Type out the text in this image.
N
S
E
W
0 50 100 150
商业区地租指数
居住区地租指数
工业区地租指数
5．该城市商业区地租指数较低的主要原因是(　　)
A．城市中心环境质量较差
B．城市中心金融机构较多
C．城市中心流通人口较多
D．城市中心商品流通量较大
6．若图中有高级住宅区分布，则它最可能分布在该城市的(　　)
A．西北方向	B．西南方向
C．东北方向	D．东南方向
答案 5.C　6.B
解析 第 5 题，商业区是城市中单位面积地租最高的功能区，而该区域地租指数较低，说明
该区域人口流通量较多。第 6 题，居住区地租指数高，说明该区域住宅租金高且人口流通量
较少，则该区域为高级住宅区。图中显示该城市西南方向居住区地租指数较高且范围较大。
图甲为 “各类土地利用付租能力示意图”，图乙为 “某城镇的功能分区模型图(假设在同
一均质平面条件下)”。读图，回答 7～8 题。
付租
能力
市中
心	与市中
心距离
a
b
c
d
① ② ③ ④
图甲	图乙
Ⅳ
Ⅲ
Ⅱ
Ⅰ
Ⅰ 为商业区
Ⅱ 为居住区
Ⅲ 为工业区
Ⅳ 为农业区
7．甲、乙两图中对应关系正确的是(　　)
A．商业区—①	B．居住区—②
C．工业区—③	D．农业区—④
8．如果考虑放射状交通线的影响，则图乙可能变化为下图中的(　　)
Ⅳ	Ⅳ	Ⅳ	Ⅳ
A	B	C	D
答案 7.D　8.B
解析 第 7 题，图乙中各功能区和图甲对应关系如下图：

::::::

** AIM OF THE EXERCISE **
Output all of the data again, exactly.

** EXERCISE ANSWER **
Type out the text in this image.
N
S
E
W
0 50 100 150
商业区地租指数
居住区地租指数
工业区地租指数
5．该城市商业区地租指数较低的主要原因是(　　)
A．城市中心环境质量较差
B．城市中心金融机构较多
C．城市中心流通人口较多
D．城市中心商品流通量较大
6．若图中有高级住宅区分布，则它最可能分布在该城市的(　　)
A．西北方向	B．西南方向
C．东北方向	D．东南方向
答案 5.C　6.B
解析 第 5 题，商业区是城市中单位面积地租最高的功能区，而该区域地租指数较低，说明
该区域人口流通量较多。第 6 题，居住区地租指数高，说明该区域住宅租金高且人口流通量
较少，则该区域为高级住宅区。图中显示该城市西南方向居住区地租指数较高且范围较大。
图甲为 “各类土地利用付租能力示意图”，图乙为 “某城镇的功能分区模型图(假设在同
一均质平面条件下)”。读图，回答 7～8 题。
付租
能力
市中
心	与市中
心距离
a
b
c
d
① ② ③ ④
图甲	图乙
Ⅳ
Ⅲ
Ⅱ
Ⅰ
Ⅰ 为商业区
Ⅱ 为居住区
Ⅲ 为工业区
Ⅳ 为农业区
7．甲、乙两图中对应关系正确的是(　　)
A．商业区—①	B．居住区—②
C．工业区—③	D．农业区—④
8．如果考虑放射状交通线的影响，则图乙可能变化为下图中的(　　)
Ⅳ	Ⅳ	Ⅳ	Ⅳ
A	B	C	D
答案 7.D　8.B
解析 第 7 题，图乙中各功能区和图甲对应关系如下图：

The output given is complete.